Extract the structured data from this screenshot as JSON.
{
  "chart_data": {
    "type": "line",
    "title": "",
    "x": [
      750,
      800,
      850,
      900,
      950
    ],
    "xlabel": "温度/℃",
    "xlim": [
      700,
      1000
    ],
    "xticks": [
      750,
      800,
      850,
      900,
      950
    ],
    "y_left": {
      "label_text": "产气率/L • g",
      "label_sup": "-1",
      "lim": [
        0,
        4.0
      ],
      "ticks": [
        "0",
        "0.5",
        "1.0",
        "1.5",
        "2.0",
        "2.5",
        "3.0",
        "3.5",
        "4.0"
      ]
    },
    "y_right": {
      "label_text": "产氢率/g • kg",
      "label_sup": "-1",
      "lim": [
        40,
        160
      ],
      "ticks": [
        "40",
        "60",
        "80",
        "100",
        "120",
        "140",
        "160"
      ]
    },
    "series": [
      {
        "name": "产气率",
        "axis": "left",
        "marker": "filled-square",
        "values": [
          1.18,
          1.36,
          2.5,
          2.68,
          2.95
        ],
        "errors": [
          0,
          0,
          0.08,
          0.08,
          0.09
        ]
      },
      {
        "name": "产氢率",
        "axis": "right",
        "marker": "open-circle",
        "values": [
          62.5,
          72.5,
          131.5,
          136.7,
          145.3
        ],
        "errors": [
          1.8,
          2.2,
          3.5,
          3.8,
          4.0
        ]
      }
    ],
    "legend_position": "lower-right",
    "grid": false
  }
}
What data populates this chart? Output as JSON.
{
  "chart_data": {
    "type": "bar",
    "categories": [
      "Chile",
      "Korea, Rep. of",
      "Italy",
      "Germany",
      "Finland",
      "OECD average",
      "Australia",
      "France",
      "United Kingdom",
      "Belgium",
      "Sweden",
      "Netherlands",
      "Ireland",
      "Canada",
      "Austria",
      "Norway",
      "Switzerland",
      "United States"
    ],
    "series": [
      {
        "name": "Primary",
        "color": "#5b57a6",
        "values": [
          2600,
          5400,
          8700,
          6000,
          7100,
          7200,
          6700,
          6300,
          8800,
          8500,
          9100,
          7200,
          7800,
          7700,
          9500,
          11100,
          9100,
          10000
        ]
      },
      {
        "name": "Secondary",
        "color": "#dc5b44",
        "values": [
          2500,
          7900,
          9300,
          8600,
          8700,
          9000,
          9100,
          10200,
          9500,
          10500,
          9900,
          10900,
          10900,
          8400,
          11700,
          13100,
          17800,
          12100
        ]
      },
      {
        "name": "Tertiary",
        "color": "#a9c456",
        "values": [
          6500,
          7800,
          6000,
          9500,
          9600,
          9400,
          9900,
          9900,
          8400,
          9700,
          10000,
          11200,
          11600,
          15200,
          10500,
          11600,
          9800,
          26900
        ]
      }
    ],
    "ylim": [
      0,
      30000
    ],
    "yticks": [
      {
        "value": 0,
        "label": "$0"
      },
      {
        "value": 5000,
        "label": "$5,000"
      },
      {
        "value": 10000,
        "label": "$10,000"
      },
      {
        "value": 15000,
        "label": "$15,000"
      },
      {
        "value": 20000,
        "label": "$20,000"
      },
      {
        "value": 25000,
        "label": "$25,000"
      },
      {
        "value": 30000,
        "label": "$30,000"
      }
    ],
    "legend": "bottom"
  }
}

■ Your objective:
Your task is to repeat every entry exactly.

■ Solution to the problem:
Extract the structured data from this screenshot as JSON.
{
  "chart_data": {
    "type": "line",
    "title": "",
    "x": [
      750,
      800,
      850,
      900,
      950
    ],
    "xlabel": "温度/℃",
    "xlim": [
      700,
      1000
    ],
    "xticks": [
      750,
      800,
      850,
      900,
      950
    ],
    "y_left": {
      "label_text": "产气率/L • g",
      "label_sup": "-1",
      "lim": [
        0,
        4.0
      ],
      "ticks": [
        "0",
        "0.5",
        "1.0",
        "1.5",
        "2.0",
        "2.5",
        "3.0",
        "3.5",
        "4.0"
      ]
    },
    "y_right": {
      "label_text": "产氢率/g • kg",
      "label_sup": "-1",
      "lim": [
        40,
        160
      ],
      "ticks": [
        "40",
        "60",
        "80",
        "100",
        "120",
        "140",
        "160"
      ]
    },
    "series": [
      {
        "name": "产气率",
        "axis": "left",
        "marker": "filled-square",
        "values": [
          1.18,
          1.36,
          2.5,
          2.68,
          2.95
        ],
        "errors": [
          0,
          0,
          0.08,
          0.08,
          0.09
        ]
      },
      {
        "name": "产氢率",
        "axis": "right",
        "marker": "open-circle",
        "values": [
          62.5,
          72.5,
          131.5,
          136.7,
          145.3
        ],
        "errors": [
          1.8,
          2.2,
          3.5,
          3.8,
          4.0
        ]
      }
    ],
    "legend_position": "lower-right",
    "grid": false
  }
}
What data populates this chart? Output as JSON.
{
  "chart_data": {
    "type": "bar",
    "categories": [
      "Chile",
      "Korea, Rep. of",
      "Italy",
      "Germany",
      "Finland",
      "OECD average",
      "Australia",
      "France",
      "United Kingdom",
      "Belgium",
      "Sweden",
      "Netherlands",
      "Ireland",
      "Canada",
      "Austria",
      "Norway",
      "Switzerland",
      "United States"
    ],
    "series": [
      {
        "name": "Primary",
        "color": "#5b57a6",
        "values": [
          2600,
          5400,
          8700,
          6000,
          7100,
          7200,
          6700,
          6300,
          8800,
          8500,
          9100,
          7200,
          7800,
          7700,
          9500,
          11100,
          9100,
          10000
        ]
      },
      {
        "name": "Secondary",
        "color": "#dc5b44",
        "values": [
          2500,
          7900,
          9300,
          8600,
          8700,
          9000,
          9100,
          10200,
          9500,
          10500,
          9900,
          10900,
          10900,
          8400,
          11700,
          13100,
          17800,
          12100
        ]
      },
      {
        "name": "Tertiary",
        "color": "#a9c456",
        "values": [
          6500,
          7800,
          6000,
          9500,
          9600,
          9400,
          9900,
          9900,
          8400,
          9700,
          10000,
          11200,
          11600,
          15200,
          10500,
          11600,
          9800,
          26900
        ]
      }
    ],
    "ylim": [
      0,
      30000
    ],
    "yticks": [
      {
        "value": 0,
        "label": "$0"
      },
      {
        "value": 5000,
        "label": "$5,000"
      },
      {
        "value": 10000,
        "label": "$10,000"
      },
      {
        "value": 15000,
        "label": "$15,000"
      },
      {
        "value": 20000,
        "label": "$20,000"
      },
      {
        "value": 25000,
        "label": "$25,000"
      },
      {
        "value": 30000,
        "label": "$30,000"
      }
    ],
    "legend": "bottom"
  }
}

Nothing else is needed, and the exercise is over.